When you copy the entries, omit the images and keep every word as it is.

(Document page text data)

━━━━━━━━━━━━━━━━━━━━

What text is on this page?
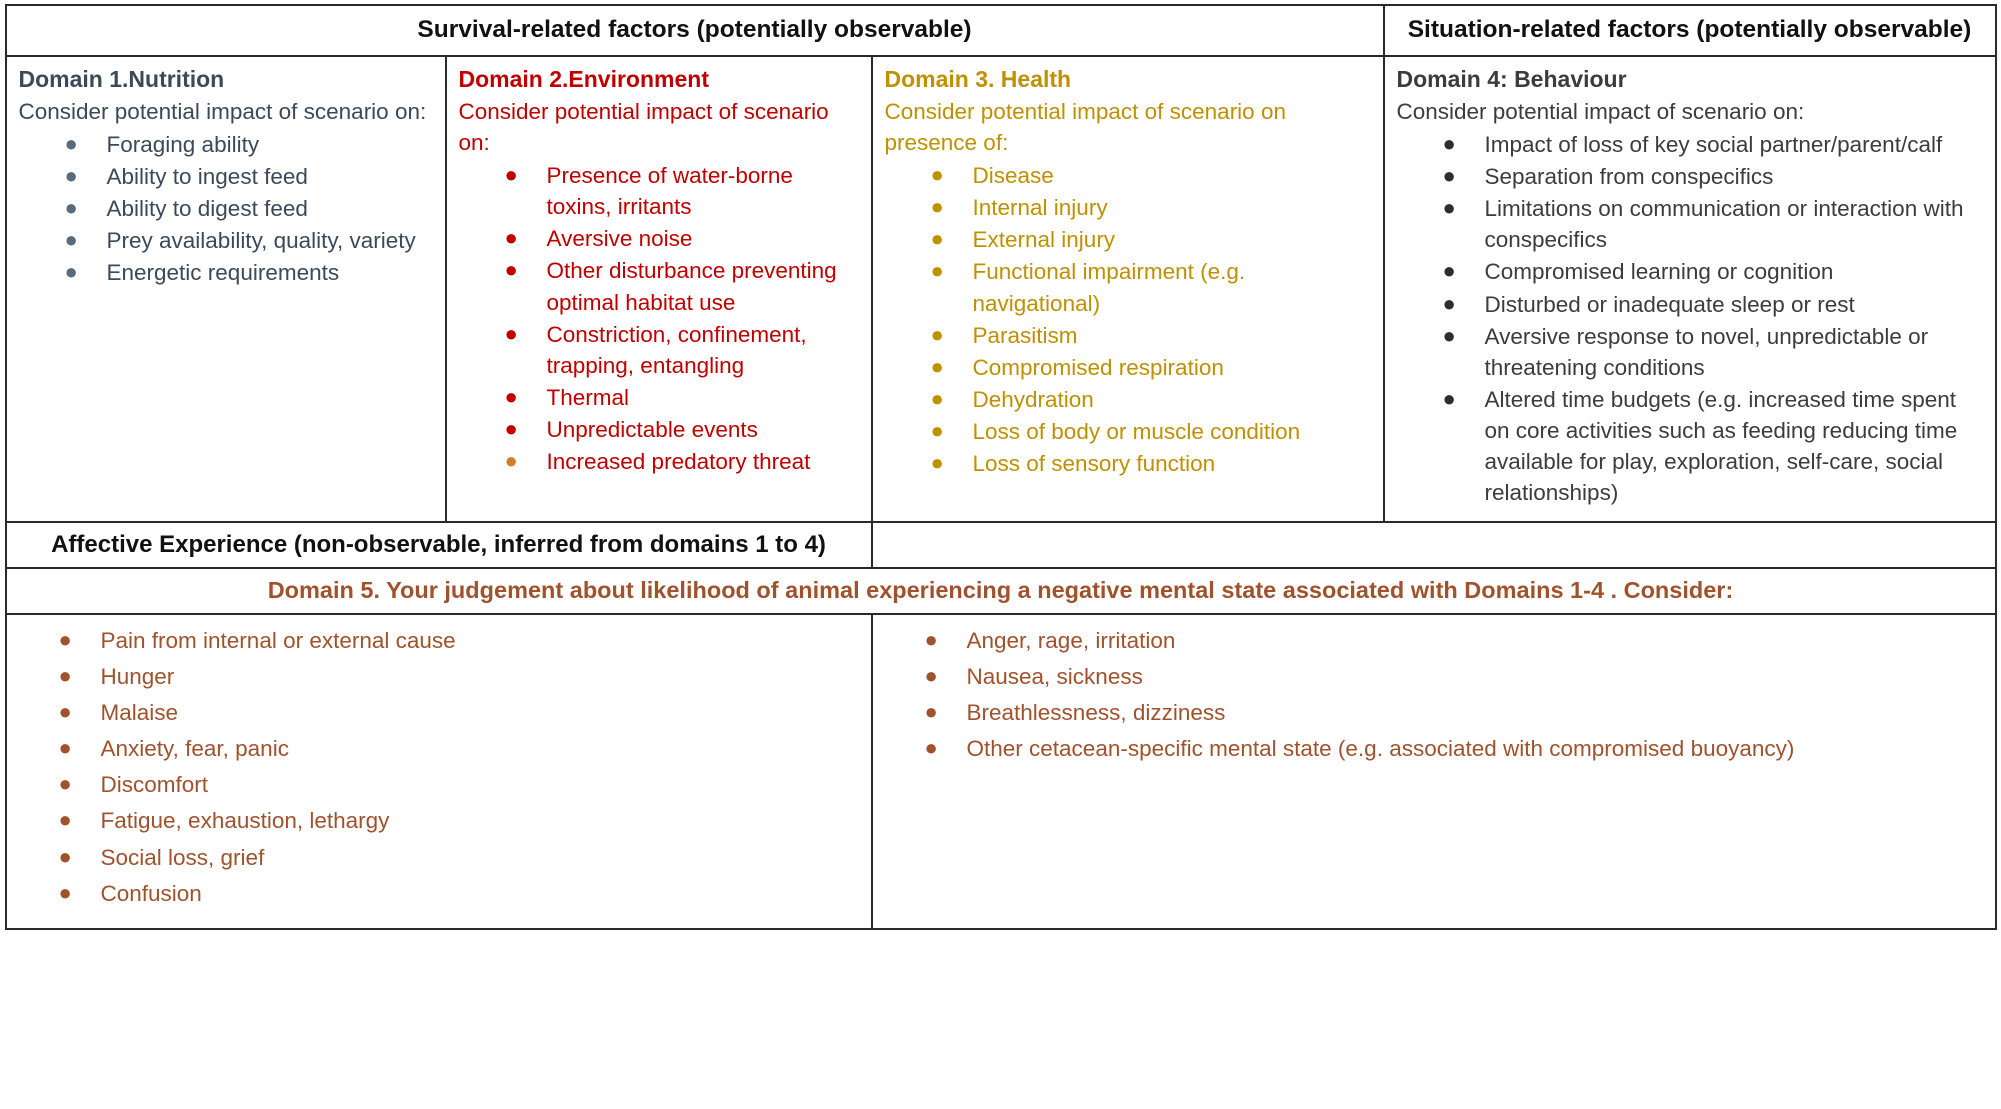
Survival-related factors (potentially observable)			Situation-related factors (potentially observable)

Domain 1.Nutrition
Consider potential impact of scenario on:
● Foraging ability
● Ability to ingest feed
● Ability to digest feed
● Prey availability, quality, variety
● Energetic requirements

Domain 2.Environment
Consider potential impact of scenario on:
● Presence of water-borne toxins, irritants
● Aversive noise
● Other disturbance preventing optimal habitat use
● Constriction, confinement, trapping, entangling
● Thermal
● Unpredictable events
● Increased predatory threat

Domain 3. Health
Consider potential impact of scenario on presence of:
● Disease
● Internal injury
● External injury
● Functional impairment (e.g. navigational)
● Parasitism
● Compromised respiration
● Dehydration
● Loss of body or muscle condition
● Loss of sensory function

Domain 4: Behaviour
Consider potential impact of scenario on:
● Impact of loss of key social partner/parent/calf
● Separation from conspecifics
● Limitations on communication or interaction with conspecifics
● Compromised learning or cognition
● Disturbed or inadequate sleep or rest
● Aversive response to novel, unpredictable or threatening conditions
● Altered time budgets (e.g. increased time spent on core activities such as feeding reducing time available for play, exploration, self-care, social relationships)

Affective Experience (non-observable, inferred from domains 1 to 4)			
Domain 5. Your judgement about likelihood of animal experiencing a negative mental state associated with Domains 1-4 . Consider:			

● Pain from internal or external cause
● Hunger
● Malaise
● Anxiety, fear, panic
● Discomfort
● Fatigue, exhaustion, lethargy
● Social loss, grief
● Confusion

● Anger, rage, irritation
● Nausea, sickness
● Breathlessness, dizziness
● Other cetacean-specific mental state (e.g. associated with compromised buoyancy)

━━━━━━━━━━━━━━━━━━━━

» **WRITTEN ANSWER**:
What text is on this page?
Survival-related factors (potentially observable)			Situation-related factors (potentially observable)

Domain 1.Nutrition
Consider potential impact of scenario on:
● Foraging ability
● Ability to ingest feed
● Ability to digest feed
● Prey availability, quality, variety
● Energetic requirements

Domain 2.Environment
Consider potential impact of scenario on:
● Presence of water-borne toxins, irritants
● Aversive noise
● Other disturbance preventing optimal habitat use
● Constriction, confinement, trapping, entangling
● Thermal
● Unpredictable events
● Increased predatory threat

Domain 3. Health
Consider potential impact of scenario on presence of:
● Disease
● Internal injury
● External injury
● Functional impairment (e.g. navigational)
● Parasitism
● Compromised respiration
● Dehydration
● Loss of body or muscle condition
● Loss of sensory function

Domain 4: Behaviour
Consider potential impact of scenario on:
● Impact of loss of key social partner/parent/calf
● Separation from conspecifics
● Limitations on communication or interaction with conspecifics
● Compromised learning or cognition
● Disturbed or inadequate sleep or rest
● Aversive response to novel, unpredictable or threatening conditions
● Altered time budgets (e.g. increased time spent on core activities such as feeding reducing time available for play, exploration, self-care, social relationships)

Affective Experience (non-observable, inferred from domains 1 to 4)			
Domain 5. Your judgement about likelihood of animal experiencing a negative mental state associated with Domains 1-4 . Consider:			

● Pain from internal or external cause
● Hunger
● Malaise
● Anxiety, fear, panic
● Discomfort
● Fatigue, exhaustion, lethargy
● Social loss, grief
● Confusion

● Anger, rage, irritation
● Nausea, sickness
● Breathlessness, dizziness
● Other cetacean-specific mental state (e.g. associated with compromised buoyancy)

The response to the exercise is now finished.